BEGIN ENTRIES SUPPLIED

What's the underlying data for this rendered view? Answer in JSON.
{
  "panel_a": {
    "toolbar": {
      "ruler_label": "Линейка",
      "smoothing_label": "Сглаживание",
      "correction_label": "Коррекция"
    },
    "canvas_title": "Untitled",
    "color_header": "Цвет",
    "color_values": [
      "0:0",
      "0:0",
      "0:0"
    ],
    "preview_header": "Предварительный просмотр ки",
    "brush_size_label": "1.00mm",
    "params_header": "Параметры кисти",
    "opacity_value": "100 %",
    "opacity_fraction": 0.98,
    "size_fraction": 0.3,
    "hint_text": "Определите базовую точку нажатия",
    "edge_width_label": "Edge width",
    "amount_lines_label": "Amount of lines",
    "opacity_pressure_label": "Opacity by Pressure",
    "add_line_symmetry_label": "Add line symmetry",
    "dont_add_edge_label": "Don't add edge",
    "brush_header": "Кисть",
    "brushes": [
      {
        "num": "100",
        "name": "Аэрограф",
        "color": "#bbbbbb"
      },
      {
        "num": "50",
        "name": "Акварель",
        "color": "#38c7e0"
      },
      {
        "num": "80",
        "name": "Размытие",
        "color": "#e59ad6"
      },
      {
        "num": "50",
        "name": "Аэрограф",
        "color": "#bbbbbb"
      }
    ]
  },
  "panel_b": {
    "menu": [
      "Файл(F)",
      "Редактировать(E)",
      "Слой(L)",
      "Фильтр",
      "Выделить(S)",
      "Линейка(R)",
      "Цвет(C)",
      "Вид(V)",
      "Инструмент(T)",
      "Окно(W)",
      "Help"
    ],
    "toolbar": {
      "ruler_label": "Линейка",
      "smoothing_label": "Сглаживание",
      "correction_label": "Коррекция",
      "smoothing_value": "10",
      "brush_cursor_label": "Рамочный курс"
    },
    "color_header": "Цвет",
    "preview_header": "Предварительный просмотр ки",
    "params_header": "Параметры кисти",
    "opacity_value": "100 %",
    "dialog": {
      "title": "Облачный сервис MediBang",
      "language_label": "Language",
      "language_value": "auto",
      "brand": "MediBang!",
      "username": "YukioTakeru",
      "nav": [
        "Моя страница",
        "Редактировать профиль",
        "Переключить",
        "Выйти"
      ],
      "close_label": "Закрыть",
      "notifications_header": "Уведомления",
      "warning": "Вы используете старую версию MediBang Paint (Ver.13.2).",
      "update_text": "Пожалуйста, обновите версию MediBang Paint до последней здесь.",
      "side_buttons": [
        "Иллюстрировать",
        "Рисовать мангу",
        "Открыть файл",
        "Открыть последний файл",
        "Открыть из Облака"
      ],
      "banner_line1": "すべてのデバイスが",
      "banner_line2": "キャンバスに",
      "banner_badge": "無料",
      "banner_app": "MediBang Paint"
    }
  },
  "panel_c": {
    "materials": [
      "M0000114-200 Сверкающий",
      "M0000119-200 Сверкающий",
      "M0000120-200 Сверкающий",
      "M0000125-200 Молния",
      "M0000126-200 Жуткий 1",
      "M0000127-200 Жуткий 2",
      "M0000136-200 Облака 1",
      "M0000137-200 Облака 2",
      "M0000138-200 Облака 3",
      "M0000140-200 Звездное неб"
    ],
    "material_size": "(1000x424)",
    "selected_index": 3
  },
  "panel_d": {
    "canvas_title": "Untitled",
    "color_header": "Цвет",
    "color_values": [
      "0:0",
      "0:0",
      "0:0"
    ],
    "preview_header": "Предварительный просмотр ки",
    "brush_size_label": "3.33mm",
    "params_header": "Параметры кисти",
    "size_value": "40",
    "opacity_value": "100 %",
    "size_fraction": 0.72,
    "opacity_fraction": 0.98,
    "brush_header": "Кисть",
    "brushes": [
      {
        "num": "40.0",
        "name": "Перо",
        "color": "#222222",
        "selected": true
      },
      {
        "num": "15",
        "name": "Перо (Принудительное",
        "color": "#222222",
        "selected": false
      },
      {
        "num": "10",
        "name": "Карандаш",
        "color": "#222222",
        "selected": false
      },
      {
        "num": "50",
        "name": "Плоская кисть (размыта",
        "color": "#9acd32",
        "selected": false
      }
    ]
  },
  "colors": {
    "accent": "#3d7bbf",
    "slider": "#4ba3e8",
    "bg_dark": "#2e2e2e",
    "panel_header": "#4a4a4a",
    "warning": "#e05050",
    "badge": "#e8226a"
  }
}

END ENTRIES SUPPLIED

▶ _WHAT YOU HAVE TO DO_
Please reproduce each record precisely as written.

▶ _TASK RESPONSE_
What's the underlying data for this rendered view? Answer in JSON.
{
  "panel_a": {
    "toolbar": {
      "ruler_label": "Линейка",
      "smoothing_label": "Сглаживание",
      "correction_label": "Коррекция"
    },
    "canvas_title": "Untitled",
    "color_header": "Цвет",
    "color_values": [
      "0:0",
      "0:0",
      "0:0"
    ],
    "preview_header": "Предварительный просмотр ки",
    "brush_size_label": "1.00mm",
    "params_header": "Параметры кисти",
    "opacity_value": "100 %",
    "opacity_fraction": 0.98,
    "size_fraction": 0.3,
    "hint_text": "Определите базовую точку нажатия",
    "edge_width_label": "Edge width",
    "amount_lines_label": "Amount of lines",
    "opacity_pressure_label": "Opacity by Pressure",
    "add_line_symmetry_label": "Add line symmetry",
    "dont_add_edge_label": "Don't add edge",
    "brush_header": "Кисть",
    "brushes": [
      {
        "num": "100",
        "name": "Аэрограф",
        "color": "#bbbbbb"
      },
      {
        "num": "50",
        "name": "Акварель",
        "color": "#38c7e0"
      },
      {
        "num": "80",
        "name": "Размытие",
        "color": "#e59ad6"
      },
      {
        "num": "50",
        "name": "Аэрограф",
        "color": "#bbbbbb"
      }
    ]
  },
  "panel_b": {
    "menu": [
      "Файл(F)",
      "Редактировать(E)",
      "Слой(L)",
      "Фильтр",
      "Выделить(S)",
      "Линейка(R)",
      "Цвет(C)",
      "Вид(V)",
      "Инструмент(T)",
      "Окно(W)",
      "Help"
    ],
    "toolbar": {
      "ruler_label": "Линейка",
      "smoothing_label": "Сглаживание",
      "correction_label": "Коррекция",
      "smoothing_value": "10",
      "brush_cursor_label": "Рамочный курс"
    },
    "color_header": "Цвет",
    "preview_header": "Предварительный просмотр ки",
    "params_header": "Параметры кисти",
    "opacity_value": "100 %",
    "dialog": {
      "title": "Облачный сервис MediBang",
      "language_label": "Language",
      "language_value": "auto",
      "brand": "MediBang!",
      "username": "YukioTakeru",
      "nav": [
        "Моя страница",
        "Редактировать профиль",
        "Переключить",
        "Выйти"
      ],
      "close_label": "Закрыть",
      "notifications_header": "Уведомления",
      "warning": "Вы используете старую версию MediBang Paint (Ver.13.2).",
      "update_text": "Пожалуйста, обновите версию MediBang Paint до последней здесь.",
      "side_buttons": [
        "Иллюстрировать",
        "Рисовать мангу",
        "Открыть файл",
        "Открыть последний файл",
        "Открыть из Облака"
      ],
      "banner_line1": "すべてのデバイスが",
      "banner_line2": "キャンバスに",
      "banner_badge": "無料",
      "banner_app": "MediBang Paint"
    }
  },
  "panel_c": {
    "materials": [
      "M0000114-200 Сверкающий",
      "M0000119-200 Сверкающий",
      "M0000120-200 Сверкающий",
      "M0000125-200 Молния",
      "M0000126-200 Жуткий 1",
      "M0000127-200 Жуткий 2",
      "M0000136-200 Облака 1",
      "M0000137-200 Облака 2",
      "M0000138-200 Облака 3",
      "M0000140-200 Звездное неб"
    ],
    "material_size": "(1000x424)",
    "selected_index": 3
  },
  "panel_d": {
    "canvas_title": "Untitled",
    "color_header": "Цвет",
    "color_values": [
      "0:0",
      "0:0",
      "0:0"
    ],
    "preview_header": "Предварительный просмотр ки",
    "brush_size_label": "3.33mm",
    "params_header": "Параметры кисти",
    "size_value": "40",
    "opacity_value": "100 %",
    "size_fraction": 0.72,
    "opacity_fraction": 0.98,
    "brush_header": "Кисть",
    "brushes": [
      {
        "num": "40.0",
        "name": "Перо",
        "color": "#222222",
        "selected": true
      },
      {
        "num": "15",
        "name": "Перо (Принудительное",
        "color": "#222222",
        "selected": false
      },
      {
        "num": "10",
        "name": "Карандаш",
        "color": "#222222",
        "selected": false
      },
      {
        "num": "50",
        "name": "Плоская кисть (размыта",
        "color": "#9acd32",
        "selected": false
      }
    ]
  },
  "colors": {
    "accent": "#3d7bbf",
    "slider": "#4ba3e8",
    "bg_dark": "#2e2e2e",
    "panel_header": "#4a4a4a",
    "warning": "#e05050",
    "badge": "#e8226a"
  }
}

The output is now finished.